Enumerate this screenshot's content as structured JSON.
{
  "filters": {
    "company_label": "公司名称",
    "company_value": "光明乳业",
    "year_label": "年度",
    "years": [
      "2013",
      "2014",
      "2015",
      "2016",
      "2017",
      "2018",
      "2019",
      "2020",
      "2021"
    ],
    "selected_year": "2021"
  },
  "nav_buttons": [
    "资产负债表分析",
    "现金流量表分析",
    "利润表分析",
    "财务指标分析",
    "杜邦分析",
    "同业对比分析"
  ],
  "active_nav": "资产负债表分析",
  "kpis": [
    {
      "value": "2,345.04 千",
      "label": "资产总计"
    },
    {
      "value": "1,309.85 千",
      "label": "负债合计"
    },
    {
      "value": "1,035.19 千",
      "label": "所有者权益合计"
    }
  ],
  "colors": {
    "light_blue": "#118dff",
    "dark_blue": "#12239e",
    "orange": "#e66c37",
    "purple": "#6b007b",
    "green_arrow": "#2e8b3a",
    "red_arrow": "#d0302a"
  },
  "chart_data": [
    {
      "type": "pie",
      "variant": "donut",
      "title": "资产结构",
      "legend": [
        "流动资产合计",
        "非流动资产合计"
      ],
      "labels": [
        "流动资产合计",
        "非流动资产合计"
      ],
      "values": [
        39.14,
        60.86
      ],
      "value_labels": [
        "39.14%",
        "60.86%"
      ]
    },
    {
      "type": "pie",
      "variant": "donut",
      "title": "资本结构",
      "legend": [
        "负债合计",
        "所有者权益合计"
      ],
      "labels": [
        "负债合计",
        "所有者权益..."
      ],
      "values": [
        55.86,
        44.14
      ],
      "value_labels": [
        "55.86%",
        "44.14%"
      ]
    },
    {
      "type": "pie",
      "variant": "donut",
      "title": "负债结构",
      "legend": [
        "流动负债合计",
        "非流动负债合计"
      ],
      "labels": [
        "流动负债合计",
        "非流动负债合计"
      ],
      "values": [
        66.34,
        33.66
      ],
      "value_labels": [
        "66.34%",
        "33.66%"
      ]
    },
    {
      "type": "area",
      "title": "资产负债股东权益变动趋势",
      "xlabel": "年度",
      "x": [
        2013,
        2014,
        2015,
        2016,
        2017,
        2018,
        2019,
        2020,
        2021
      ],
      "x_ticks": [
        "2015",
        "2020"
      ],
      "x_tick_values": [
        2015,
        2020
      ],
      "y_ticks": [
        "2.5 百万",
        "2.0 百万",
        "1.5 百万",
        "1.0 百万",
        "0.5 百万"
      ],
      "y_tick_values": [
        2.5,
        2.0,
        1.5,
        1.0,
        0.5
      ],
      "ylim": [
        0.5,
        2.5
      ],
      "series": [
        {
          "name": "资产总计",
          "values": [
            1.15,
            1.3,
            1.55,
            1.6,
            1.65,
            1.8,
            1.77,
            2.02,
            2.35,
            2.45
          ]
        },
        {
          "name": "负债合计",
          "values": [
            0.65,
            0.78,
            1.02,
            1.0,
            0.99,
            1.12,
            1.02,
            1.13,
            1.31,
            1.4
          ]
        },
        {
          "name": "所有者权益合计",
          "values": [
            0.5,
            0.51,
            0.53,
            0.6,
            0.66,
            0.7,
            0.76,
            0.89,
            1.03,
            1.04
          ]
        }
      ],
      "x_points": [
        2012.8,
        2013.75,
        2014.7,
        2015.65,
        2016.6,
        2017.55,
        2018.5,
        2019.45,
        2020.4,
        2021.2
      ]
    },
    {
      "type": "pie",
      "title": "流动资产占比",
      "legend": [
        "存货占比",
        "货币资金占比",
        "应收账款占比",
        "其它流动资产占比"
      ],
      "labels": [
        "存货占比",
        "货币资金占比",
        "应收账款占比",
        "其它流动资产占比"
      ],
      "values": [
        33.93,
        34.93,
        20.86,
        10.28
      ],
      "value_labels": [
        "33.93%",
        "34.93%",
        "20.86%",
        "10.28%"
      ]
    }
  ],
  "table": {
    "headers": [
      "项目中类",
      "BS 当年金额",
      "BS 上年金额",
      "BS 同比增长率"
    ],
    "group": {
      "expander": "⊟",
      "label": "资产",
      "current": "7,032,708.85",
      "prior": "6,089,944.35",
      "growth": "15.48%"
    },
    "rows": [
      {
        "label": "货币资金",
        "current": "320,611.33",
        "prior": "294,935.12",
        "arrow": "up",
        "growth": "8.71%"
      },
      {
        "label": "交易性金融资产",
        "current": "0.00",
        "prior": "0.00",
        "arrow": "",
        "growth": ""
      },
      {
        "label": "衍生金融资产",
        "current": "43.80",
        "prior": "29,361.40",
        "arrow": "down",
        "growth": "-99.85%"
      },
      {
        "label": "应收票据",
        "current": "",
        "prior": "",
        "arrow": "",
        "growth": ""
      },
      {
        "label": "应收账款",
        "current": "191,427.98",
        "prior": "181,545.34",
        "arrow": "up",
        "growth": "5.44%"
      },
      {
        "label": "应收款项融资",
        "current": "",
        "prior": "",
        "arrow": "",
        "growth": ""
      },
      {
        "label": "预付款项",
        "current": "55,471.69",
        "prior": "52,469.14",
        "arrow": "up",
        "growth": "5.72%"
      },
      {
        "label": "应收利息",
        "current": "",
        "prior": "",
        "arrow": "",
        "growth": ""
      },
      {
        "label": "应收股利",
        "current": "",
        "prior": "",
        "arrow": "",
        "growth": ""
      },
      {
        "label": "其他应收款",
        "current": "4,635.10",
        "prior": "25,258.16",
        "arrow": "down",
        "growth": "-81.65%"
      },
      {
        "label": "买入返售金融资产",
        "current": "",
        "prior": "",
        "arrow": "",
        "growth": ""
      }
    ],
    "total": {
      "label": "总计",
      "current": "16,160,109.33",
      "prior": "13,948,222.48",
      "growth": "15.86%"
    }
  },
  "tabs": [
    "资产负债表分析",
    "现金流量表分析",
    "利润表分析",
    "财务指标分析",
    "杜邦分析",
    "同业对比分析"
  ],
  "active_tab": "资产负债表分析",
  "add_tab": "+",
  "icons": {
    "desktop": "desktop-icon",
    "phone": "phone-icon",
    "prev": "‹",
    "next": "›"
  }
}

=======

> **CHALLENGE**: Restate all of the entries exactly, please.

> **RESULT FOR THIS TASK**:
Enumerate this screenshot's content as structured JSON.
{
  "filters": {
    "company_label": "公司名称",
    "company_value": "光明乳业",
    "year_label": "年度",
    "years": [
      "2013",
      "2014",
      "2015",
      "2016",
      "2017",
      "2018",
      "2019",
      "2020",
      "2021"
    ],
    "selected_year": "2021"
  },
  "nav_buttons": [
    "资产负债表分析",
    "现金流量表分析",
    "利润表分析",
    "财务指标分析",
    "杜邦分析",
    "同业对比分析"
  ],
  "active_nav": "资产负债表分析",
  "kpis": [
    {
      "value": "2,345.04 千",
      "label": "资产总计"
    },
    {
      "value": "1,309.85 千",
      "label": "负债合计"
    },
    {
      "value": "1,035.19 千",
      "label": "所有者权益合计"
    }
  ],
  "colors": {
    "light_blue": "#118dff",
    "dark_blue": "#12239e",
    "orange": "#e66c37",
    "purple": "#6b007b",
    "green_arrow": "#2e8b3a",
    "red_arrow": "#d0302a"
  },
  "chart_data": [
    {
      "type": "pie",
      "variant": "donut",
      "title": "资产结构",
      "legend": [
        "流动资产合计",
        "非流动资产合计"
      ],
      "labels": [
        "流动资产合计",
        "非流动资产合计"
      ],
      "values": [
        39.14,
        60.86
      ],
      "value_labels": [
        "39.14%",
        "60.86%"
      ]
    },
    {
      "type": "pie",
      "variant": "donut",
      "title": "资本结构",
      "legend": [
        "负债合计",
        "所有者权益合计"
      ],
      "labels": [
        "负债合计",
        "所有者权益..."
      ],
      "values": [
        55.86,
        44.14
      ],
      "value_labels": [
        "55.86%",
        "44.14%"
      ]
    },
    {
      "type": "pie",
      "variant": "donut",
      "title": "负债结构",
      "legend": [
        "流动负债合计",
        "非流动负债合计"
      ],
      "labels": [
        "流动负债合计",
        "非流动负债合计"
      ],
      "values": [
        66.34,
        33.66
      ],
      "value_labels": [
        "66.34%",
        "33.66%"
      ]
    },
    {
      "type": "area",
      "title": "资产负债股东权益变动趋势",
      "xlabel": "年度",
      "x": [
        2013,
        2014,
        2015,
        2016,
        2017,
        2018,
        2019,
        2020,
        2021
      ],
      "x_ticks": [
        "2015",
        "2020"
      ],
      "x_tick_values": [
        2015,
        2020
      ],
      "y_ticks": [
        "2.5 百万",
        "2.0 百万",
        "1.5 百万",
        "1.0 百万",
        "0.5 百万"
      ],
      "y_tick_values": [
        2.5,
        2.0,
        1.5,
        1.0,
        0.5
      ],
      "ylim": [
        0.5,
        2.5
      ],
      "series": [
        {
          "name": "资产总计",
          "values": [
            1.15,
            1.3,
            1.55,
            1.6,
            1.65,
            1.8,
            1.77,
            2.02,
            2.35,
            2.45
          ]
        },
        {
          "name": "负债合计",
          "values": [
            0.65,
            0.78,
            1.02,
            1.0,
            0.99,
            1.12,
            1.02,
            1.13,
            1.31,
            1.4
          ]
        },
        {
          "name": "所有者权益合计",
          "values": [
            0.5,
            0.51,
            0.53,
            0.6,
            0.66,
            0.7,
            0.76,
            0.89,
            1.03,
            1.04
          ]
        }
      ],
      "x_points": [
        2012.8,
        2013.75,
        2014.7,
        2015.65,
        2016.6,
        2017.55,
        2018.5,
        2019.45,
        2020.4,
        2021.2
      ]
    },
    {
      "type": "pie",
      "title": "流动资产占比",
      "legend": [
        "存货占比",
        "货币资金占比",
        "应收账款占比",
        "其它流动资产占比"
      ],
      "labels": [
        "存货占比",
        "货币资金占比",
        "应收账款占比",
        "其它流动资产占比"
      ],
      "values": [
        33.93,
        34.93,
        20.86,
        10.28
      ],
      "value_labels": [
        "33.93%",
        "34.93%",
        "20.86%",
        "10.28%"
      ]
    }
  ],
  "table": {
    "headers": [
      "项目中类",
      "BS 当年金额",
      "BS 上年金额",
      "BS 同比增长率"
    ],
    "group": {
      "expander": "⊟",
      "label": "资产",
      "current": "7,032,708.85",
      "prior": "6,089,944.35",
      "growth": "15.48%"
    },
    "rows": [
      {
        "label": "货币资金",
        "current": "320,611.33",
        "prior": "294,935.12",
        "arrow": "up",
        "growth": "8.71%"
      },
      {
        "label": "交易性金融资产",
        "current": "0.00",
        "prior": "0.00",
        "arrow": "",
        "growth": ""
      },
      {
        "label": "衍生金融资产",
        "current": "43.80",
        "prior": "29,361.40",
        "arrow": "down",
        "growth": "-99.85%"
      },
      {
        "label": "应收票据",
        "current": "",
        "prior": "",
        "arrow": "",
        "growth": ""
      },
      {
        "label": "应收账款",
        "current": "191,427.98",
        "prior": "181,545.34",
        "arrow": "up",
        "growth": "5.44%"
      },
      {
        "label": "应收款项融资",
        "current": "",
        "prior": "",
        "arrow": "",
        "growth": ""
      },
      {
        "label": "预付款项",
        "current": "55,471.69",
        "prior": "52,469.14",
        "arrow": "up",
        "growth": "5.72%"
      },
      {
        "label": "应收利息",
        "current": "",
        "prior": "",
        "arrow": "",
        "growth": ""
      },
      {
        "label": "应收股利",
        "current": "",
        "prior": "",
        "arrow": "",
        "growth": ""
      },
      {
        "label": "其他应收款",
        "current": "4,635.10",
        "prior": "25,258.16",
        "arrow": "down",
        "growth": "-81.65%"
      },
      {
        "label": "买入返售金融资产",
        "current": "",
        "prior": "",
        "arrow": "",
        "growth": ""
      }
    ],
    "total": {
      "label": "总计",
      "current": "16,160,109.33",
      "prior": "13,948,222.48",
      "growth": "15.86%"
    }
  },
  "tabs": [
    "资产负债表分析",
    "现金流量表分析",
    "利润表分析",
    "财务指标分析",
    "杜邦分析",
    "同业对比分析"
  ],
  "active_tab": "资产负债表分析",
  "add_tab": "+",
  "icons": {
    "desktop": "desktop-icon",
    "phone": "phone-icon",
    "prev": "‹",
    "next": "›"
  }
}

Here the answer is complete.